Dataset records
━━━━
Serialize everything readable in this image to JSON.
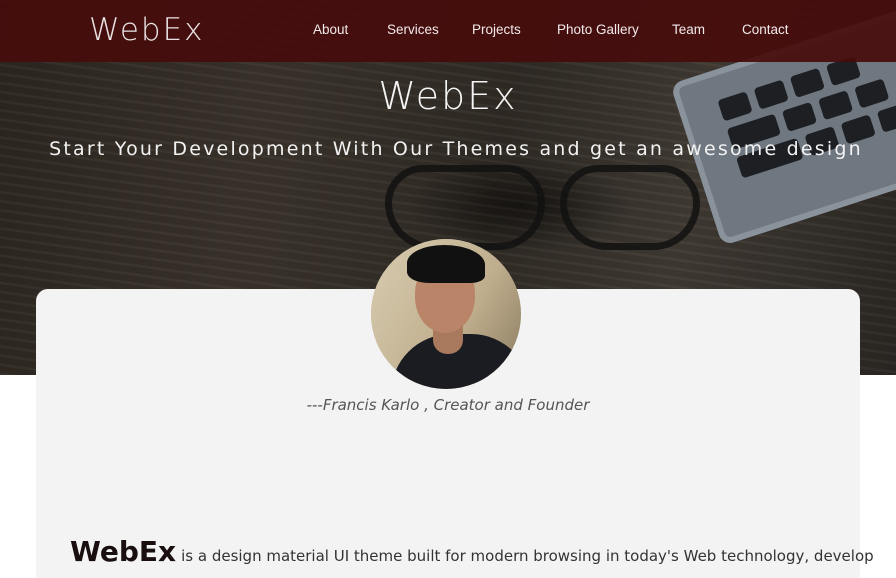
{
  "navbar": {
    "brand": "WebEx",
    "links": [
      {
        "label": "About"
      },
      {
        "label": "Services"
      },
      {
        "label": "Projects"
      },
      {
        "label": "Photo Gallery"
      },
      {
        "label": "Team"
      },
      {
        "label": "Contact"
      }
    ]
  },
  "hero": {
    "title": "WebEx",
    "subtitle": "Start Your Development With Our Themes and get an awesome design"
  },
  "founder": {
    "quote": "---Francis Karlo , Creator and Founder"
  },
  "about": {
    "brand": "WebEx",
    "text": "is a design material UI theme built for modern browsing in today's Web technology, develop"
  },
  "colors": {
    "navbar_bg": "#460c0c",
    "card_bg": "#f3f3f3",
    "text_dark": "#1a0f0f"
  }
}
━━━━
EXERCISE TASK: Repeat each record exactly, with the pictures left out.

ANSWER IN FULL:
Serialize everything readable in this image to JSON.
{
  "navbar": {
    "brand": "WebEx",
    "links": [
      {
        "label": "About"
      },
      {
        "label": "Services"
      },
      {
        "label": "Projects"
      },
      {
        "label": "Photo Gallery"
      },
      {
        "label": "Team"
      },
      {
        "label": "Contact"
      }
    ]
  },
  "hero": {
    "title": "WebEx",
    "subtitle": "Start Your Development With Our Themes and get an awesome design"
  },
  "founder": {
    "quote": "---Francis Karlo , Creator and Founder"
  },
  "about": {
    "brand": "WebEx",
    "text": "is a design material UI theme built for modern browsing in today's Web technology, develop"
  },
  "colors": {
    "navbar_bg": "#460c0c",
    "card_bg": "#f3f3f3",
    "text_dark": "#1a0f0f"
  }
}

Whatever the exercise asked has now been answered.